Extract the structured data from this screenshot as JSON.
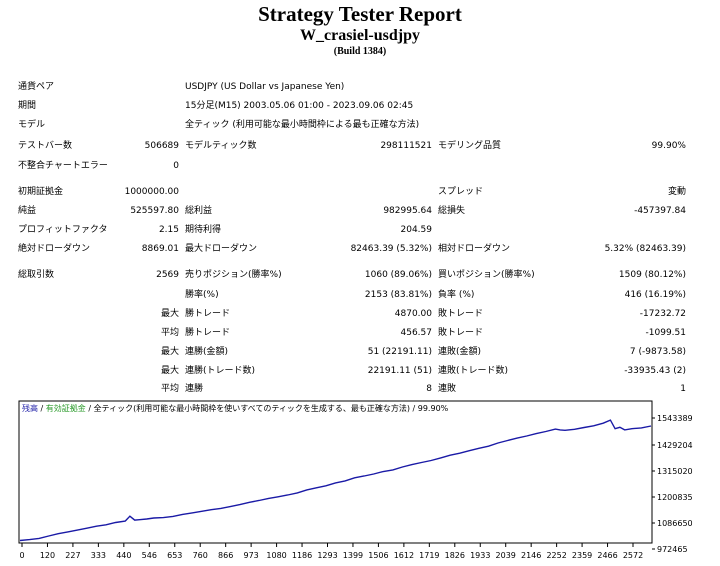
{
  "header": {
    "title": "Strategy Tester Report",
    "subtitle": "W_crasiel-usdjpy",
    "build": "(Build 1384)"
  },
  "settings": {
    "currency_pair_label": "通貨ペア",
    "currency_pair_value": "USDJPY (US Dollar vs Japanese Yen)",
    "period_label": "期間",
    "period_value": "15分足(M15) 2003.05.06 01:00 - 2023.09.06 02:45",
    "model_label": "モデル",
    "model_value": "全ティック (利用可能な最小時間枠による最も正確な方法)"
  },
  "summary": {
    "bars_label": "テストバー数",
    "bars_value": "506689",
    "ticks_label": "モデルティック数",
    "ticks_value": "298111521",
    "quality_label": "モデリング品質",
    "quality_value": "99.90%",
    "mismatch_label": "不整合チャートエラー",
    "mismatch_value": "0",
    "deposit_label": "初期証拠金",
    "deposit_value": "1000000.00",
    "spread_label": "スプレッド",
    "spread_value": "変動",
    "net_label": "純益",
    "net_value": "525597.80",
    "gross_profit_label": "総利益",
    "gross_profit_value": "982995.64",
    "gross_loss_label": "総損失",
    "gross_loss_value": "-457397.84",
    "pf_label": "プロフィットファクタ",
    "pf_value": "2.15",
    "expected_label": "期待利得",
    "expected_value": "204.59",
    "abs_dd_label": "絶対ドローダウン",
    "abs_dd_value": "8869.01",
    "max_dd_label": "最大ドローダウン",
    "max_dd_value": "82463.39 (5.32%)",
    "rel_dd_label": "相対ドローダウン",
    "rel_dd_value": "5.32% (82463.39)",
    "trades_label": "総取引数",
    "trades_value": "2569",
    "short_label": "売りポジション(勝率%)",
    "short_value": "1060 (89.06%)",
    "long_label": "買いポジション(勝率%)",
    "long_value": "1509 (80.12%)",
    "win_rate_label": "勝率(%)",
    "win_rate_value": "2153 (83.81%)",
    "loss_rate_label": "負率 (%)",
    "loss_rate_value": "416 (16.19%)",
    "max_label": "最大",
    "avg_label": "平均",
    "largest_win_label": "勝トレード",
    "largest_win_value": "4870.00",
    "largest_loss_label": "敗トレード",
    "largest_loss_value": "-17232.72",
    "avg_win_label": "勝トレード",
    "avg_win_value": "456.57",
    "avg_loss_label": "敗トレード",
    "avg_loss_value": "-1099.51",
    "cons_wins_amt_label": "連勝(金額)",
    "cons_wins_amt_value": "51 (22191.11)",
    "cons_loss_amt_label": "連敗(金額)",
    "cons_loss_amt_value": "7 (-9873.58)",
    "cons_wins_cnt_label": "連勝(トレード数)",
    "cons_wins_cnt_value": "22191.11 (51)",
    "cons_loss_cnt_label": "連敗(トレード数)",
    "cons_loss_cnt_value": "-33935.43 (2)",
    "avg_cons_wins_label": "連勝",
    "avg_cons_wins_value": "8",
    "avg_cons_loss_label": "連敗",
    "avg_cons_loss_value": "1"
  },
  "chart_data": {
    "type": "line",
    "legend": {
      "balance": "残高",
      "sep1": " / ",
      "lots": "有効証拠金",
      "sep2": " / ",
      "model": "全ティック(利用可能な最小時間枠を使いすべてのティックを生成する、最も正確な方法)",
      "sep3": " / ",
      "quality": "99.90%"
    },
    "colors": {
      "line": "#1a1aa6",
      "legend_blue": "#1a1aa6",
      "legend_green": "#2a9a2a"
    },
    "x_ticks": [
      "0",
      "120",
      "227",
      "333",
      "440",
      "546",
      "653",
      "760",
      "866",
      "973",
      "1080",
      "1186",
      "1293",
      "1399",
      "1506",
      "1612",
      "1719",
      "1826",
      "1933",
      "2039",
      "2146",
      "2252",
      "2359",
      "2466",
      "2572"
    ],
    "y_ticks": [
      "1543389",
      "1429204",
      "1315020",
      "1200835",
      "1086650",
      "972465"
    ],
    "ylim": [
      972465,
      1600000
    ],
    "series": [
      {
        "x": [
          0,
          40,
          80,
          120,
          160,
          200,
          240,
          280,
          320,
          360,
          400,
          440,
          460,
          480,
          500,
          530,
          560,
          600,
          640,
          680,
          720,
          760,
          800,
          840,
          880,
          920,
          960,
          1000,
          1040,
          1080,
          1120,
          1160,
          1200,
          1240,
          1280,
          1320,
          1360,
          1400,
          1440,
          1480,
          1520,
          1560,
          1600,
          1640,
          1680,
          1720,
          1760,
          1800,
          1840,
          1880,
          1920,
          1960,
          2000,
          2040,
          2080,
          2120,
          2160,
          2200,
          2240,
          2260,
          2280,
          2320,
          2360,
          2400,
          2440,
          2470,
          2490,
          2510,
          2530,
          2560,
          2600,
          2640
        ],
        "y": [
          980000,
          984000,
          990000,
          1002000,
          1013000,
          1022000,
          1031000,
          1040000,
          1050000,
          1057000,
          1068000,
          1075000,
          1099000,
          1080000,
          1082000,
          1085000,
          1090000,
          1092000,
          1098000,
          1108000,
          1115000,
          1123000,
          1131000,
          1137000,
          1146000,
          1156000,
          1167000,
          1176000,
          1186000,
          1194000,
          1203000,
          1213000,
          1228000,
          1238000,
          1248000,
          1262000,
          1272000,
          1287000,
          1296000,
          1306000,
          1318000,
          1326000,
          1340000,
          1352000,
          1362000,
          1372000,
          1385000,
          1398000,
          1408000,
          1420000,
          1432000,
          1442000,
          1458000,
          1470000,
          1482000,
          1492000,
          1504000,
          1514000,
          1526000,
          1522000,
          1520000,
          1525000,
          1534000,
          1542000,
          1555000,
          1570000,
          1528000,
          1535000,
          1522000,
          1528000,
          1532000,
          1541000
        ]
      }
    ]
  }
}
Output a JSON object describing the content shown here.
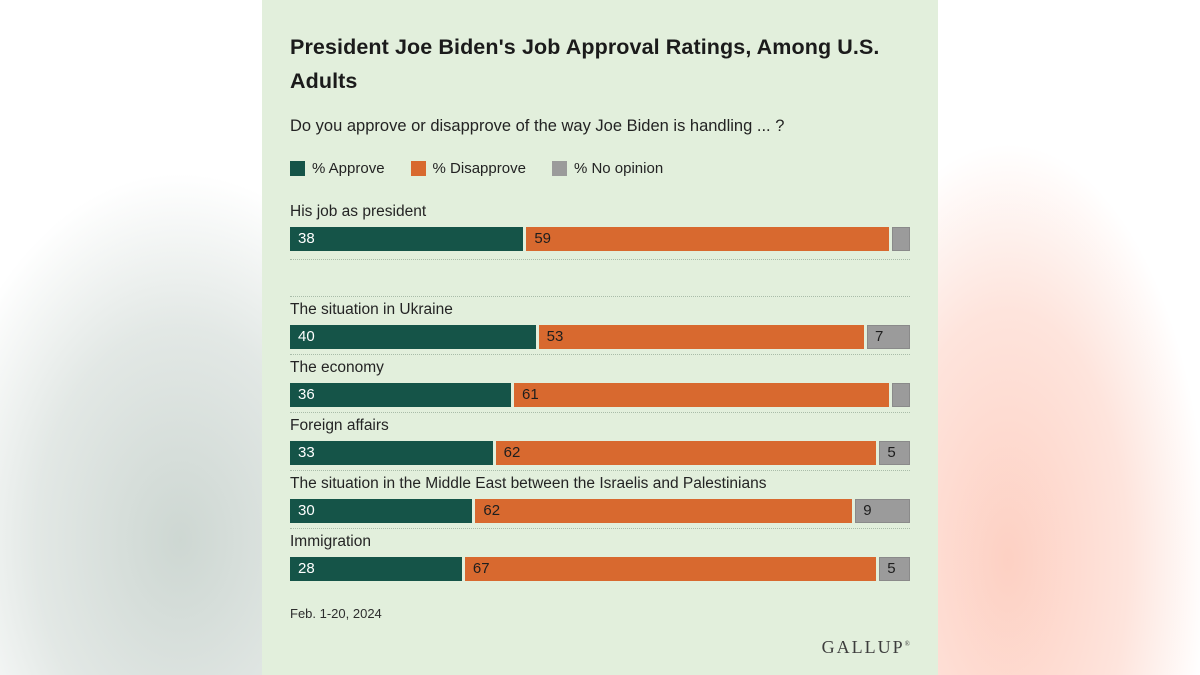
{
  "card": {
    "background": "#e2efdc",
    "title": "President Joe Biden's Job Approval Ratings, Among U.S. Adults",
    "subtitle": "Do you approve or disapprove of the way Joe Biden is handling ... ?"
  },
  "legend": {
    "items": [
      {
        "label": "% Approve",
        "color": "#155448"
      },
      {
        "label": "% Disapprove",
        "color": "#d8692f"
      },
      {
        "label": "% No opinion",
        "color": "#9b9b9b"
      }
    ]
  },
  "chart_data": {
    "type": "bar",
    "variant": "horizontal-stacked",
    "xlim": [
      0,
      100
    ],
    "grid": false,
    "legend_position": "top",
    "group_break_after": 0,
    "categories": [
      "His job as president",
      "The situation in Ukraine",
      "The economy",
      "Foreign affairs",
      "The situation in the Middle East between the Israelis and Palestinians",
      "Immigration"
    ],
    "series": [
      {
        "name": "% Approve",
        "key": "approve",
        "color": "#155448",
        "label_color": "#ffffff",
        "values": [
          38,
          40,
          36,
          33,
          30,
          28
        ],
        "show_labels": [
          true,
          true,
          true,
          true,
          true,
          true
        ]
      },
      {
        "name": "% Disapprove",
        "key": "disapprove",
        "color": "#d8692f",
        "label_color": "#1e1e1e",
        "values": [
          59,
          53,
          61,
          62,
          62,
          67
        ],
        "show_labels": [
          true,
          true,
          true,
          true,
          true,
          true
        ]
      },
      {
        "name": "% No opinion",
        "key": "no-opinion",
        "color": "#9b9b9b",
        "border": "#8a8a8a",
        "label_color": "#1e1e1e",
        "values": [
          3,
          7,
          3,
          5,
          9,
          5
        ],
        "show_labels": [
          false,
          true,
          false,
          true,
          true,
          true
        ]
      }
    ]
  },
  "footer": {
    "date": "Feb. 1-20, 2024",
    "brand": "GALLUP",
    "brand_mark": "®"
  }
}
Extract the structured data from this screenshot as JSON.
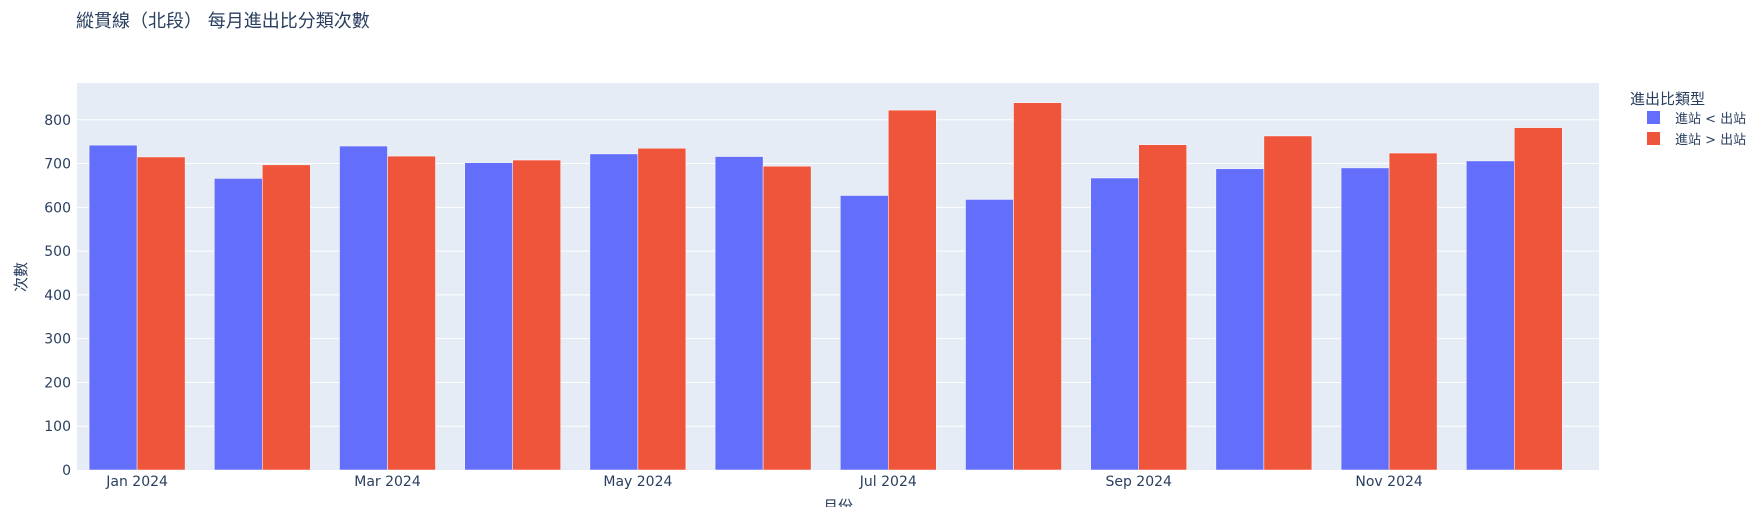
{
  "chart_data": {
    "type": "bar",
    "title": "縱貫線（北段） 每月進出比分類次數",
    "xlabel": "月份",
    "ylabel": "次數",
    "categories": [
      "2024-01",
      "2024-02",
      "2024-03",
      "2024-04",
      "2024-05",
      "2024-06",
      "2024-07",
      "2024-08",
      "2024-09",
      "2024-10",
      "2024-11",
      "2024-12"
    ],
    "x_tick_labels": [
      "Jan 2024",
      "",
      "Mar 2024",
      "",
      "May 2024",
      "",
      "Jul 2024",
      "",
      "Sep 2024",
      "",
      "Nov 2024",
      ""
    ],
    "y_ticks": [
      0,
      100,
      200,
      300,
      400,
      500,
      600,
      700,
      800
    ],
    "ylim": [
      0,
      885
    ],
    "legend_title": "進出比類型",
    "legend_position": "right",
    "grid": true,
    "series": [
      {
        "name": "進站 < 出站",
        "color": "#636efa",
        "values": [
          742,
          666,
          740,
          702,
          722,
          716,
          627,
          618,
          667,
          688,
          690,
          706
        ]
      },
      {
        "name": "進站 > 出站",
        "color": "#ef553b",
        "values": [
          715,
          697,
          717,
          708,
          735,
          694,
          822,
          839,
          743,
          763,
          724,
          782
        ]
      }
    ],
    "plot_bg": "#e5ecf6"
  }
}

***

● **Work to complete**
Return, from the data, each line that has the word "subtitle" in it.

● **Result of the task**
    "subtitle": "W_crasiel-usdjpy",
    "subtitle": "Do you approve or disapprove of the way Joe Biden is handling ... ?"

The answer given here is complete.